◆ **EXERCISE DIRECTIONS**: Of all the lines in the data below, how many contain "Variables"? Report that number alone.
— begin INFORMATION SUPPLIED —
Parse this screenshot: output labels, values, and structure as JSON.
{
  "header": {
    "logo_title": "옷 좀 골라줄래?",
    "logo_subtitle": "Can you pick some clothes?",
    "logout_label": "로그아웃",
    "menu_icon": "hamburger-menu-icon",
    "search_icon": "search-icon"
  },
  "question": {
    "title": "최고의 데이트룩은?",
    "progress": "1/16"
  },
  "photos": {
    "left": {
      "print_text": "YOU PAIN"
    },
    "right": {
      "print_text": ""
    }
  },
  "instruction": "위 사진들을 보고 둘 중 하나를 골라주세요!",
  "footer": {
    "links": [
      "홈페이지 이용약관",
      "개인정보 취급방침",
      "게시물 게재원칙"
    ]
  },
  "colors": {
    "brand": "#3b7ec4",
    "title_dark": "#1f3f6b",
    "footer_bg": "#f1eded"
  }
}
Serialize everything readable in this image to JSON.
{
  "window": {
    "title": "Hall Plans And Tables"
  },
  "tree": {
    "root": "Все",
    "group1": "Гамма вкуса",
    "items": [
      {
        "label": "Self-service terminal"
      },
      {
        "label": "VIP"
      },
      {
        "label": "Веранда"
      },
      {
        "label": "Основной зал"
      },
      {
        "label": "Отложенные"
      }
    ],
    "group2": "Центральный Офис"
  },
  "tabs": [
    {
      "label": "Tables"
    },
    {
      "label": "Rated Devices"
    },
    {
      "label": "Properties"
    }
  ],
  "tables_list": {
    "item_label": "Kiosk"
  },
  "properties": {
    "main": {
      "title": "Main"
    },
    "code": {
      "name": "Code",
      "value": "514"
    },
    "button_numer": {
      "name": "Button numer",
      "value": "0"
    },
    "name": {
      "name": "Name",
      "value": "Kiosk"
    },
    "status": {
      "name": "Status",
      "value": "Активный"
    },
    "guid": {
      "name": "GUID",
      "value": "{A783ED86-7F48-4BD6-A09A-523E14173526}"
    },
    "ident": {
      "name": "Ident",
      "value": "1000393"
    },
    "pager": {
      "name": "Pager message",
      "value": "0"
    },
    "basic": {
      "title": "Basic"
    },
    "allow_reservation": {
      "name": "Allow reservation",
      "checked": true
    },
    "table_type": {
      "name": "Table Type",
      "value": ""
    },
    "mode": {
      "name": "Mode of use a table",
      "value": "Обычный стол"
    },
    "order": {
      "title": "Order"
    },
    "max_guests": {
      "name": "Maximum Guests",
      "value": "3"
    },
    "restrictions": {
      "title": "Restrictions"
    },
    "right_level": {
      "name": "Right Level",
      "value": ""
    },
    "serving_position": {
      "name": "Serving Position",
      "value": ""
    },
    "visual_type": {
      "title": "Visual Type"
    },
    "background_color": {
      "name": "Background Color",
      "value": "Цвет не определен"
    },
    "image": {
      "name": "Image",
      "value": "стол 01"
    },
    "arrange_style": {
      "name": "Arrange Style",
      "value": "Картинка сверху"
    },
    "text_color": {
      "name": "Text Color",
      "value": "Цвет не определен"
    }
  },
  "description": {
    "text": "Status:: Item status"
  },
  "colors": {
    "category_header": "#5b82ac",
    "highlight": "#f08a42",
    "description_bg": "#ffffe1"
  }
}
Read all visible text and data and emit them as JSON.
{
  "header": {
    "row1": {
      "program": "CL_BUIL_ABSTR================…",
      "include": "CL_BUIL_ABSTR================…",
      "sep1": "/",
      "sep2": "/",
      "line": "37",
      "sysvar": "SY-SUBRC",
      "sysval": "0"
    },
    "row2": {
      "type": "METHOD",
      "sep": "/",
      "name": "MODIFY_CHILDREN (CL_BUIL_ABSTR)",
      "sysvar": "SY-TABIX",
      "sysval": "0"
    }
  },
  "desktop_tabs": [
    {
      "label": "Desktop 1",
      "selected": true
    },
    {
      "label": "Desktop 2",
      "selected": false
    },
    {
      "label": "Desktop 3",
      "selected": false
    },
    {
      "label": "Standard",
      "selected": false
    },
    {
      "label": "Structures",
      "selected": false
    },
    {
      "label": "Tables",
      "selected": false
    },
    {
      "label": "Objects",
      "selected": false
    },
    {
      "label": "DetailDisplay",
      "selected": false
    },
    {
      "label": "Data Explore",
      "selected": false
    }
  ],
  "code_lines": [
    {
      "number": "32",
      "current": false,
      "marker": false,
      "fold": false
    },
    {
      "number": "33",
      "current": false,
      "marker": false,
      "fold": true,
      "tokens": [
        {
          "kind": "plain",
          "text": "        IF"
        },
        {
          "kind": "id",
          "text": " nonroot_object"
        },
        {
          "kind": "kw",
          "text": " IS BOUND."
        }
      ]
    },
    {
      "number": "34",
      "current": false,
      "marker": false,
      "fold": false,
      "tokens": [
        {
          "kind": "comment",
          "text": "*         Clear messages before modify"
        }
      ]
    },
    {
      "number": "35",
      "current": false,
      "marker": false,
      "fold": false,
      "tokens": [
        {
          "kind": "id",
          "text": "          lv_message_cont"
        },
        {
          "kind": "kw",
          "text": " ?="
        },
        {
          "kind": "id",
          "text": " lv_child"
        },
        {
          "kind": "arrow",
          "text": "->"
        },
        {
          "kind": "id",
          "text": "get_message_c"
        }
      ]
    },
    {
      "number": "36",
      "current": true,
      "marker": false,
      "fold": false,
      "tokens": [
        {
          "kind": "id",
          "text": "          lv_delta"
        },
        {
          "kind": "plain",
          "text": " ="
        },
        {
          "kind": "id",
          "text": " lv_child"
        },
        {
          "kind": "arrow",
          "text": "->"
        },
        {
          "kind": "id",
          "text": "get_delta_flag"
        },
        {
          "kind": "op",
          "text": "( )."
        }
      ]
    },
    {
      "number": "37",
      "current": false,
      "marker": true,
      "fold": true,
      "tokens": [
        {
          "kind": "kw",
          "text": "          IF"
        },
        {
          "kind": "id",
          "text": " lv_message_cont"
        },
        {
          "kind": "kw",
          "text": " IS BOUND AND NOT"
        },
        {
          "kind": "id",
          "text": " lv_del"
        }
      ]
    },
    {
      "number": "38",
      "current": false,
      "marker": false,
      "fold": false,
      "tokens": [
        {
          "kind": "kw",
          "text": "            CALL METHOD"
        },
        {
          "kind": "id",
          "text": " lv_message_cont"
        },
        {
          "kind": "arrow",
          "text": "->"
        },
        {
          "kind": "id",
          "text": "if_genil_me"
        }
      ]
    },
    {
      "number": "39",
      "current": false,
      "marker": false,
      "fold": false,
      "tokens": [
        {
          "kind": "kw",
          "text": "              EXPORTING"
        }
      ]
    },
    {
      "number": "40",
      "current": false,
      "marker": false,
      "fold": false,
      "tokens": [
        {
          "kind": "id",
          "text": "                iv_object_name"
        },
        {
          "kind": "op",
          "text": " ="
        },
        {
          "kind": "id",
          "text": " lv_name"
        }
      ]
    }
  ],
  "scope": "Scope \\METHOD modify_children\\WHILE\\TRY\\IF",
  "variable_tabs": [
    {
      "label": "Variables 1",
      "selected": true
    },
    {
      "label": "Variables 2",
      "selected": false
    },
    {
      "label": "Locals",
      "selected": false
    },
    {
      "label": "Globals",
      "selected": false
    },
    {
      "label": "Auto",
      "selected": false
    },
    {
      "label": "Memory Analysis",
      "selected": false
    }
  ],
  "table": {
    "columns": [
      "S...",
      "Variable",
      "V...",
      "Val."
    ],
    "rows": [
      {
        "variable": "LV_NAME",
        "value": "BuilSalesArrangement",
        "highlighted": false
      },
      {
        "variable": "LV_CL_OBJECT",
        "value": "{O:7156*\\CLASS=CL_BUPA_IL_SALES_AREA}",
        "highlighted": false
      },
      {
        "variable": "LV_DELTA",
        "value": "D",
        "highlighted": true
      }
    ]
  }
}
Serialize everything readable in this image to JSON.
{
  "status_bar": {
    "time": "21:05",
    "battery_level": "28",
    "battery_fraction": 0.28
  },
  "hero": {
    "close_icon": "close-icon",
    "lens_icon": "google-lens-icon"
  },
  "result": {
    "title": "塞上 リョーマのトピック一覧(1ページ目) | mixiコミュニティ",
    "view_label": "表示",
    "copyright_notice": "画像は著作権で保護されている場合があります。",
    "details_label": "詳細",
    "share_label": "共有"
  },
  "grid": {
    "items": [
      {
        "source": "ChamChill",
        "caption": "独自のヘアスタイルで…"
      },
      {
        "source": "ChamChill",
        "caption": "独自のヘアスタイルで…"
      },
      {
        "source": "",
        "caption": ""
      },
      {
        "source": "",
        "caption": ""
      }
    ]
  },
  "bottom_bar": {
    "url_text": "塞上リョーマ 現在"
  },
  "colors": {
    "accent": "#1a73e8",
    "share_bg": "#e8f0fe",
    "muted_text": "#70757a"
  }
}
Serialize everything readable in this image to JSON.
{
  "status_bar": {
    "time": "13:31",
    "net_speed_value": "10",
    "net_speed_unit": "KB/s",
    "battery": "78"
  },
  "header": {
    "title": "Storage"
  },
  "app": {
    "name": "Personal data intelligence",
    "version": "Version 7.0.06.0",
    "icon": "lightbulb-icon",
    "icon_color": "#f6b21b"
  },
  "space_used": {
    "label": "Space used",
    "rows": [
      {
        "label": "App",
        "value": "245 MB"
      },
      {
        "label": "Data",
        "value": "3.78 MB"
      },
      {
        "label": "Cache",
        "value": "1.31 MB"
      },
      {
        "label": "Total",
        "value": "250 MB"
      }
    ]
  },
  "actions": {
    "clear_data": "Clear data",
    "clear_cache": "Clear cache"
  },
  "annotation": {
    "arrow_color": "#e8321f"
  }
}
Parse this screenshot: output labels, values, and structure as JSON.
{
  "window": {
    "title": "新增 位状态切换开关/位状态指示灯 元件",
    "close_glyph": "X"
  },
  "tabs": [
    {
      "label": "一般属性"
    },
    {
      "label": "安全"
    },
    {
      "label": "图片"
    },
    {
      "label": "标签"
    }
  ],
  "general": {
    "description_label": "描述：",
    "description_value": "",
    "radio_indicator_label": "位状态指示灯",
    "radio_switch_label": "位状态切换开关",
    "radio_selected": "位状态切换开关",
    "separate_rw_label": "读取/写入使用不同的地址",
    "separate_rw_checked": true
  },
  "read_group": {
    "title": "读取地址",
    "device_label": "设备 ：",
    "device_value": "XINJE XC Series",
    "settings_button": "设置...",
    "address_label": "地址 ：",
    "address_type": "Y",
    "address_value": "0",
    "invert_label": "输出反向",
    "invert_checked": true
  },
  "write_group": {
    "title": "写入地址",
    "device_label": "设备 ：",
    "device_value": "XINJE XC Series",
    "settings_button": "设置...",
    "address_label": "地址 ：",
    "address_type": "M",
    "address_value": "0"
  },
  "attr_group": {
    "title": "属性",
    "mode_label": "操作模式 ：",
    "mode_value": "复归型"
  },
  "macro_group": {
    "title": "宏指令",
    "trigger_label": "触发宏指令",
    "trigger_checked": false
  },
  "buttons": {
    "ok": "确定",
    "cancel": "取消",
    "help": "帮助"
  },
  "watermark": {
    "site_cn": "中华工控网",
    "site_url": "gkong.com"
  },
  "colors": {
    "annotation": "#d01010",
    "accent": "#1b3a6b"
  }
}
— end INFORMATION SUPPLIED —
◆ **RESPONSE**: 2